Image region annotations:
>> Begin

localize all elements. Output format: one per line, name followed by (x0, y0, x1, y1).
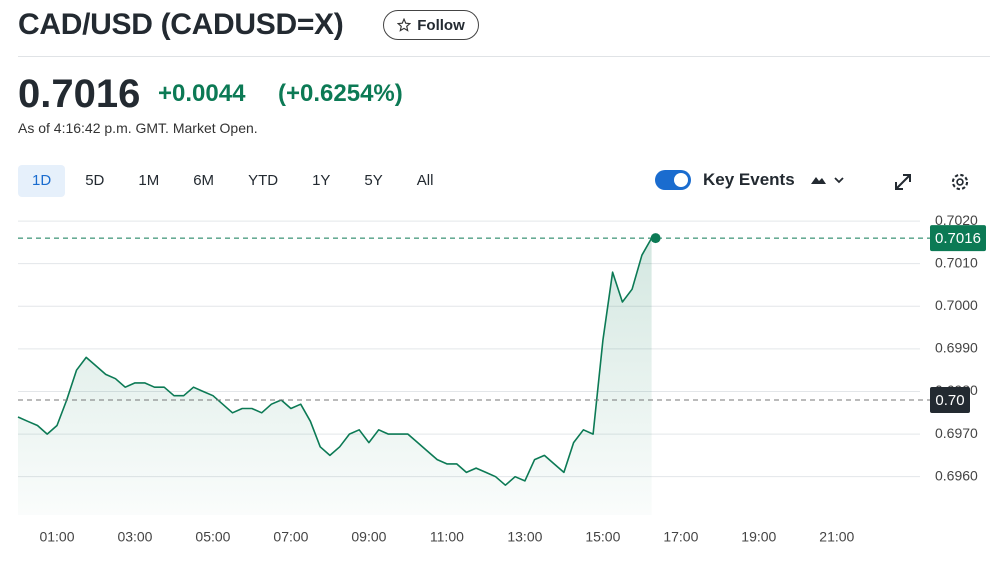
as-of: As of 4:16:42 p.m. GMT. Market Open. (18, 120, 258, 136)
y-tick-label: 0.7020 (935, 212, 978, 228)
key-events-label: Key Events (703, 170, 795, 189)
chart: 0.70200.70100.70000.69900.69800.69700.69… (17, 212, 986, 545)
range-tab[interactable]: 1M (138, 172, 160, 189)
key-events[interactable]: Key Events (655, 170, 847, 190)
title: CAD/USD (CADUSD=X) (18, 8, 344, 41)
y-tick-label: 0.7010 (935, 254, 978, 270)
range-tab[interactable]: All (416, 172, 434, 189)
x-tick-label: 05:00 (195, 529, 230, 545)
x-tick-label: 17:00 (663, 529, 698, 545)
range-tab[interactable]: 5Y (364, 172, 383, 189)
range-tab[interactable]: 6M (193, 172, 215, 189)
last-point (650, 233, 661, 244)
x-tick-label: 19:00 (741, 529, 776, 545)
star-icon (397, 18, 412, 32)
x-tick-label: 15:00 (585, 529, 620, 545)
range-tabs: 1D 5D 1M 6M YTD 1Y 5Y All (18, 165, 453, 197)
expand-icon[interactable] (893, 172, 913, 192)
current-badge (930, 225, 986, 252)
x-tick-label: 09:00 (351, 529, 386, 545)
range-tab[interactable]: 1Y (312, 172, 331, 189)
follow-label: Follow (417, 16, 465, 34)
change: +0.0044 (158, 80, 246, 107)
x-tick-label: 11:00 (430, 529, 464, 545)
x-tick-label: 07:00 (273, 529, 308, 545)
range-tab[interactable]: 1D (18, 165, 66, 197)
y-tick-label: 0.6990 (935, 340, 978, 356)
price-line (17, 237, 653, 486)
chart-type-icon[interactable] (807, 172, 847, 188)
change-percent: (+0.6254%) (278, 80, 403, 107)
follow-button[interactable]: Follow (383, 10, 479, 40)
y-tick-label: 0.6970 (935, 425, 978, 441)
current-label: 0.7016 (935, 230, 981, 247)
x-tick-label: 13:00 (507, 529, 542, 545)
x-tick-label: 01:00 (39, 529, 74, 545)
x-tick-label: 21:00 (819, 529, 854, 545)
previous-close-badge (930, 386, 970, 413)
range-tab[interactable]: YTD (248, 172, 279, 189)
area (18, 238, 652, 515)
previous-close-label: 0.70 (935, 392, 964, 409)
price: 0.7016 (18, 72, 141, 116)
x-tick-label: 03:00 (117, 529, 152, 545)
toggle[interactable] (655, 170, 691, 190)
y-tick-label: 0.7000 (935, 297, 978, 313)
y-tick-label: 0.6960 (935, 467, 978, 483)
settings-icon[interactable] (950, 172, 970, 192)
range-tab[interactable]: 5D (85, 172, 105, 189)
separator (18, 56, 990, 57)
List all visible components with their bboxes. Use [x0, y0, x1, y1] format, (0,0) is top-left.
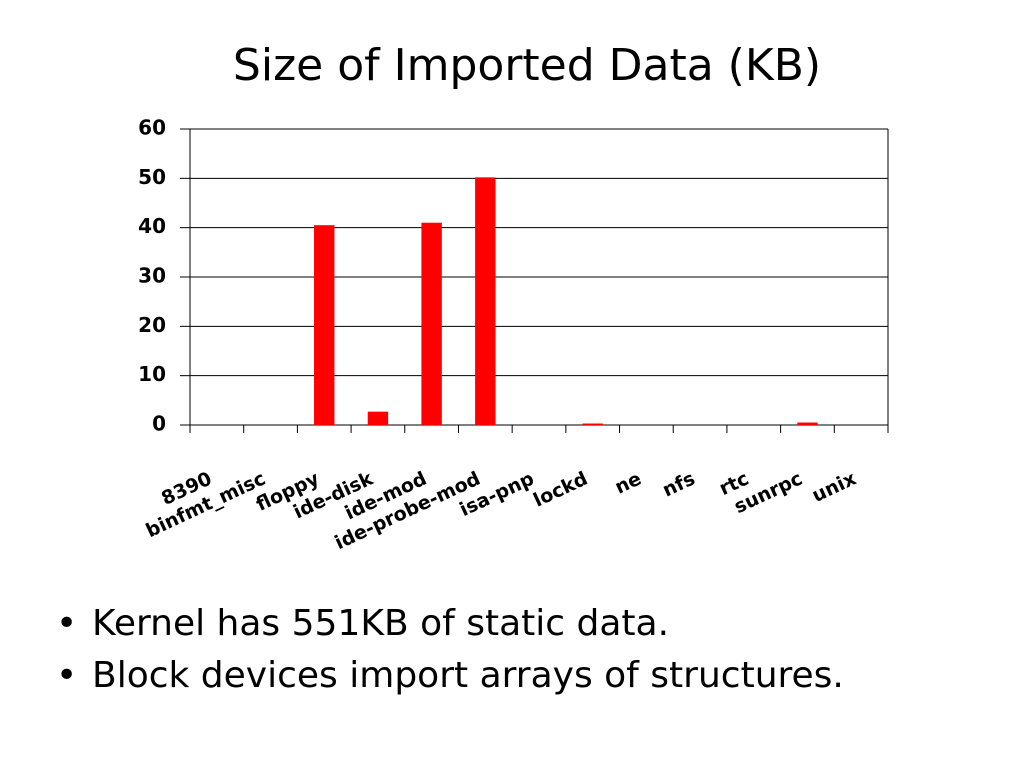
bar [421, 222, 442, 425]
bar [582, 423, 603, 425]
bar [314, 225, 335, 425]
bullet: Block devices import arrays of structure… [92, 655, 844, 696]
bullet-marker: • [56, 655, 77, 696]
bar [797, 422, 818, 425]
x-tick-label: lockd [530, 468, 591, 512]
x-tick-label: nfs [659, 468, 698, 502]
y-tick-label: 50 [138, 165, 166, 189]
chart-title: Size of Imported Data (KB) [233, 40, 821, 91]
x-tick-label: ne [612, 468, 645, 499]
bullet: Kernel has 551KB of static data. [92, 603, 669, 644]
x-tick-label: unix [809, 468, 860, 507]
bullet-marker: • [56, 603, 77, 644]
y-tick-label: 10 [138, 362, 166, 386]
y-tick-label: 40 [138, 214, 166, 238]
y-tick-label: 0 [152, 412, 166, 436]
bar [475, 177, 496, 425]
y-tick-label: 60 [138, 116, 166, 140]
y-tick-label: 20 [138, 313, 166, 337]
y-tick-label: 30 [138, 264, 166, 288]
bar [367, 411, 389, 425]
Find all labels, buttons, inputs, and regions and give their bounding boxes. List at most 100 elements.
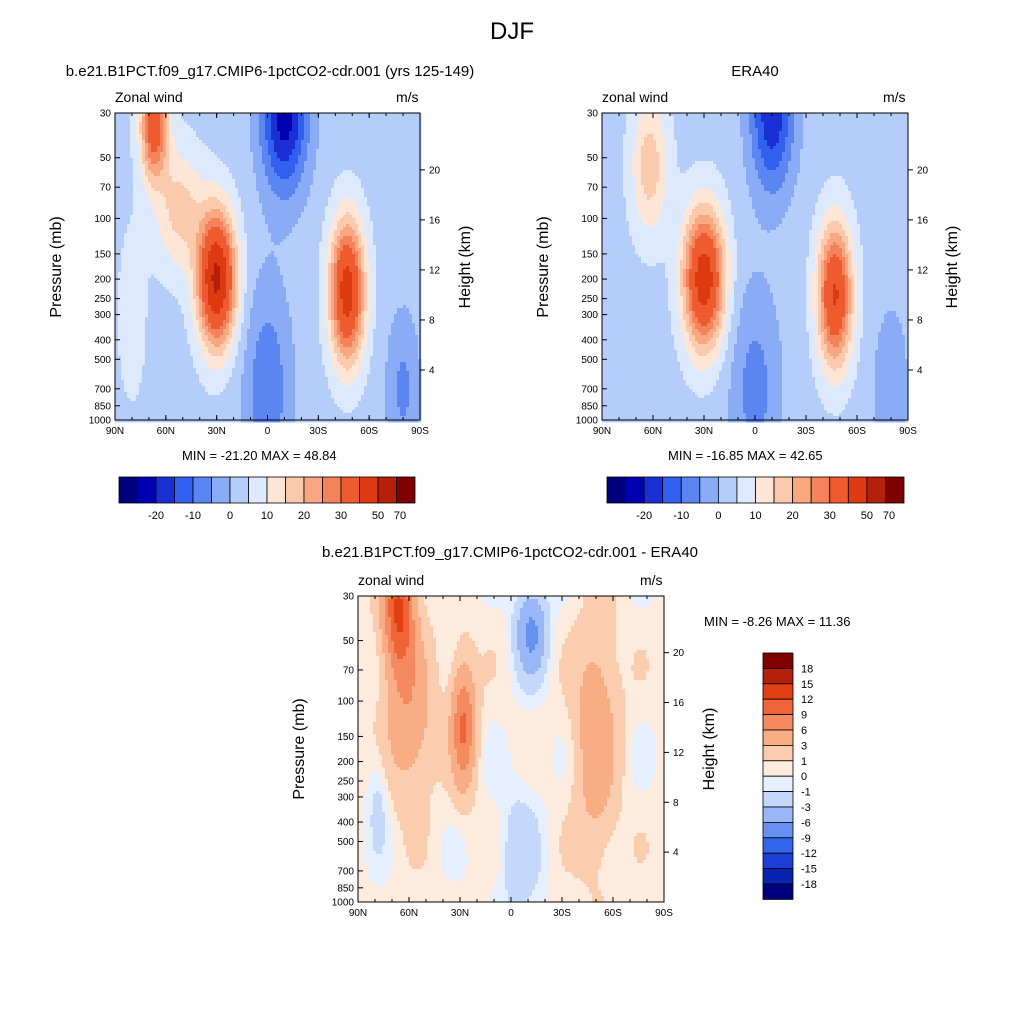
model-colorbar-swatch — [212, 477, 231, 503]
obs-colorbar-swatch — [737, 477, 756, 503]
y-tick-label: 400 — [94, 335, 111, 346]
diff-colorbar-swatch — [763, 884, 793, 899]
obs-colorbar-swatch — [756, 477, 775, 503]
obs-colorbar-swatch — [718, 477, 737, 503]
model-colorbar-swatch — [138, 477, 157, 503]
height-tick-label: 4 — [673, 848, 679, 859]
model-colorbar-swatch — [286, 477, 305, 503]
height-tick-label: 8 — [917, 315, 923, 326]
obs-plot — [602, 113, 908, 422]
diff-colorbar-label: 12 — [801, 694, 813, 706]
x-tick-label: 90N — [593, 426, 611, 437]
model-colorbar-swatch — [249, 477, 268, 503]
y-tick-label: 100 — [94, 214, 111, 225]
obs-colorbar-label: 10 — [749, 510, 761, 522]
x-tick-label: 90N — [349, 908, 367, 919]
x-tick-label: 90S — [655, 908, 673, 919]
y-tick-label: 250 — [337, 777, 354, 788]
height-tick-label: 12 — [917, 265, 929, 276]
obs-colorbar-label: 70 — [883, 510, 895, 522]
obs-colorbar-label: -10 — [673, 510, 689, 522]
obs-colorbar-swatch — [626, 477, 645, 503]
diff-colorbar-label: 6 — [801, 725, 807, 737]
diff-plot — [358, 596, 664, 902]
model-colorbar-swatch — [360, 477, 379, 503]
height-tick-label: 4 — [917, 365, 923, 376]
y-tick-label: 1000 — [89, 416, 112, 427]
model-colorbar-label: -10 — [185, 510, 201, 522]
diff-colorbar-swatch — [763, 761, 793, 776]
diff-colorbar-swatch — [763, 792, 793, 807]
diff-colorbar-label: 15 — [801, 679, 813, 691]
height-tick-label: 8 — [673, 798, 679, 809]
y-tick-label: 50 — [343, 636, 355, 647]
y-tick-label: 100 — [337, 697, 354, 708]
y-tick-label: 850 — [94, 401, 111, 412]
y-tick-label: 250 — [581, 294, 598, 305]
height-tick-label: 20 — [673, 648, 685, 659]
diff-colorbar-swatch — [763, 838, 793, 853]
height-tick-label: 16 — [429, 215, 441, 226]
x-tick-label: 30N — [451, 908, 469, 919]
y-tick-label: 70 — [587, 183, 599, 194]
y-tick-label: 70 — [100, 183, 112, 194]
diff-colorbar-label: -9 — [801, 833, 811, 845]
y-tick-label: 200 — [581, 275, 598, 286]
model-colorbar-label: 0 — [227, 510, 233, 522]
model-colorbar-swatch — [156, 477, 175, 503]
diff-colorbar-label: 9 — [801, 710, 807, 722]
diff-colorbar-label: -3 — [801, 802, 811, 814]
obs-colorbar-swatch — [867, 477, 886, 503]
diff-colorbar-swatch — [763, 745, 793, 760]
diff-colorbar-label: -18 — [801, 879, 817, 891]
diff-colorbar-label: -6 — [801, 817, 811, 829]
x-tick-label: 30S — [797, 426, 815, 437]
y-tick-label: 30 — [587, 109, 599, 120]
y-tick-label: 700 — [94, 384, 111, 395]
y-tick-label: 200 — [337, 757, 354, 768]
y-tick-label: 1000 — [576, 416, 599, 427]
obs-colorbar-swatch — [700, 477, 719, 503]
y-tick-label: 150 — [581, 249, 598, 260]
obs-colorbar-label: 30 — [824, 510, 836, 522]
y-tick-label: 30 — [343, 592, 355, 603]
x-tick-label: 60N — [644, 426, 662, 437]
y-tick-label: 850 — [581, 401, 598, 412]
model-colorbar-swatch — [230, 477, 249, 503]
x-tick-label: 60N — [157, 426, 175, 437]
x-tick-label: 90S — [899, 426, 917, 437]
model-colorbar-swatch — [175, 477, 194, 503]
y-tick-label: 150 — [94, 249, 111, 260]
obs-colorbar-swatch — [681, 477, 700, 503]
x-tick-label: 0 — [752, 426, 758, 437]
obs-colorbar-swatch — [663, 477, 682, 503]
y-tick-label: 50 — [100, 153, 112, 164]
y-tick-label: 300 — [94, 310, 111, 321]
model-colorbar-swatch — [341, 477, 360, 503]
height-tick-label: 16 — [917, 215, 929, 226]
model-colorbar-label: 30 — [335, 510, 347, 522]
obs-colorbar-label: 0 — [715, 510, 721, 522]
height-tick-label: 12 — [673, 748, 685, 759]
diff-colorbar-swatch — [763, 822, 793, 837]
obs-colorbar-label: 20 — [787, 510, 799, 522]
diff-colorbar-label: 1 — [801, 756, 807, 768]
x-tick-label: 30S — [553, 908, 571, 919]
height-tick-label: 20 — [429, 165, 441, 176]
diff-colorbar-swatch — [763, 853, 793, 868]
y-tick-label: 500 — [337, 837, 354, 848]
x-tick-label: 0 — [265, 426, 271, 437]
y-tick-label: 850 — [337, 883, 354, 894]
y-tick-label: 500 — [94, 355, 111, 366]
obs-colorbar-swatch — [644, 477, 663, 503]
diff-colorbar-swatch — [763, 668, 793, 683]
y-tick-label: 300 — [581, 310, 598, 321]
x-tick-label: 30N — [207, 426, 225, 437]
x-tick-label: 30N — [695, 426, 713, 437]
x-tick-label: 30S — [309, 426, 327, 437]
x-tick-label: 60N — [400, 908, 418, 919]
model-colorbar-swatch — [304, 477, 323, 503]
model-colorbar-label: 70 — [394, 510, 406, 522]
x-tick-label: 60S — [848, 426, 866, 437]
y-tick-label: 700 — [581, 384, 598, 395]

>> End

What to produce: Copy out the lines of the records that start with the line containing "bar [421, 222, 442, 425]" and end with the line containing "x-tick-label: lockd [530, 468, 591, 512]", both included, with nothing changed.

Result below:
bar [421, 222, 442, 425]
bar [582, 423, 603, 425]
bar [314, 225, 335, 425]
bullet: Block devices import arrays of structure… [92, 655, 844, 696]
bullet-marker: • [56, 655, 77, 696]
bar [797, 422, 818, 425]
x-tick-label: lockd [530, 468, 591, 512]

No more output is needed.